* **Required work**:
Give every entry again, unchanged, and leave its images out.

-- Begin Listing --

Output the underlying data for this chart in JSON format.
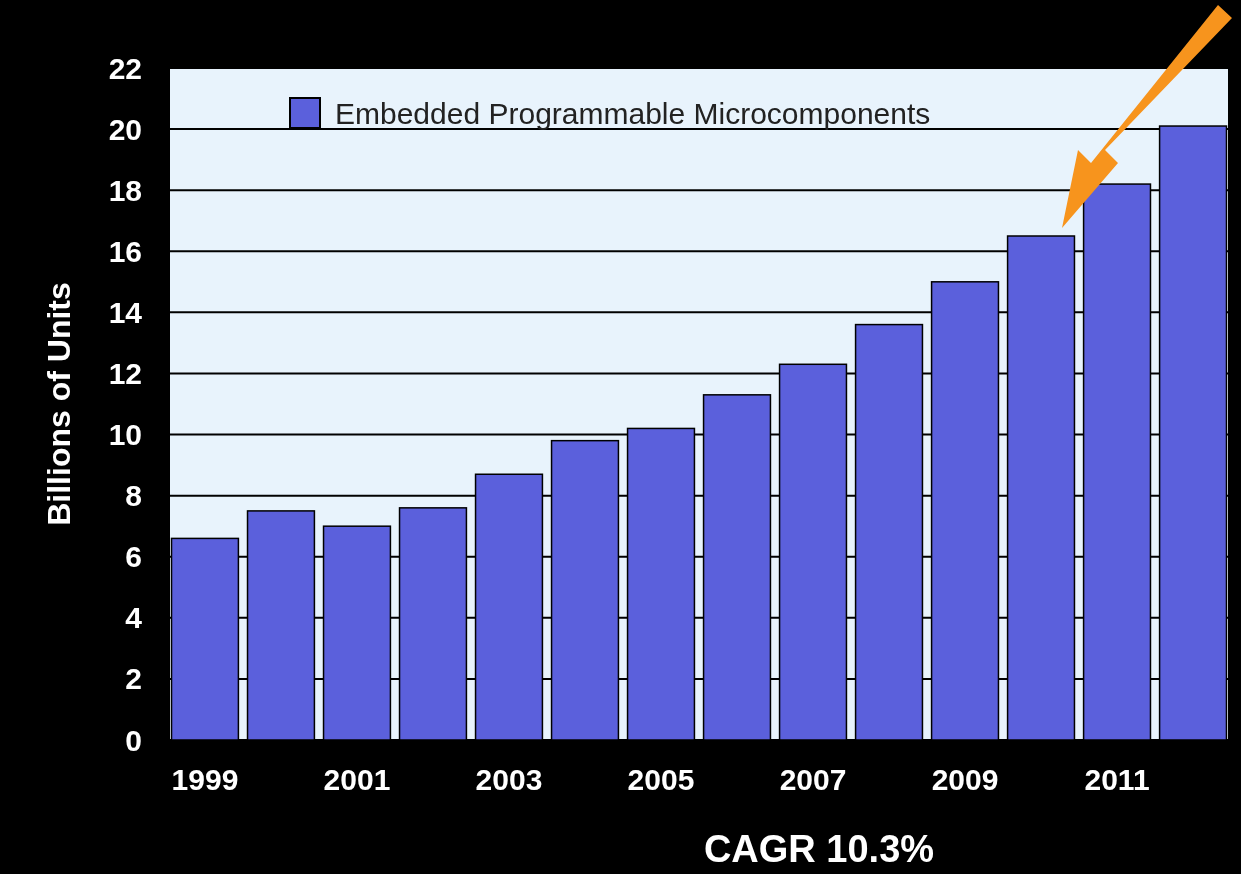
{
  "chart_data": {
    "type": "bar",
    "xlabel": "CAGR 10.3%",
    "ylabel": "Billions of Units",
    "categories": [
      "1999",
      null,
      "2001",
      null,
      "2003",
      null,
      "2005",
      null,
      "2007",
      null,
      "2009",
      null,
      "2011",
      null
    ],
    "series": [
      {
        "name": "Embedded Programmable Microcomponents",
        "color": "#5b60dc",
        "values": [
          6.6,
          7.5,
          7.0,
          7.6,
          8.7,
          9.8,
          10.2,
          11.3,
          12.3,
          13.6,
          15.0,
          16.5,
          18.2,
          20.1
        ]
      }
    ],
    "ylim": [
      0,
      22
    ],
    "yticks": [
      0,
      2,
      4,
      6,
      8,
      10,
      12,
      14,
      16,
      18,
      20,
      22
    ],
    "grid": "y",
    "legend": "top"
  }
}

-- End Listing --

* **Exercise solution**:
Output the underlying data for this chart in JSON format.
{
  "chart_data": {
    "type": "bar",
    "xlabel": "CAGR 10.3%",
    "ylabel": "Billions of Units",
    "categories": [
      "1999",
      null,
      "2001",
      null,
      "2003",
      null,
      "2005",
      null,
      "2007",
      null,
      "2009",
      null,
      "2011",
      null
    ],
    "series": [
      {
        "name": "Embedded Programmable Microcomponents",
        "color": "#5b60dc",
        "values": [
          6.6,
          7.5,
          7.0,
          7.6,
          8.7,
          9.8,
          10.2,
          11.3,
          12.3,
          13.6,
          15.0,
          16.5,
          18.2,
          20.1
        ]
      }
    ],
    "ylim": [
      0,
      22
    ],
    "yticks": [
      0,
      2,
      4,
      6,
      8,
      10,
      12,
      14,
      16,
      18,
      20,
      22
    ],
    "grid": "y",
    "legend": "top"
  }
}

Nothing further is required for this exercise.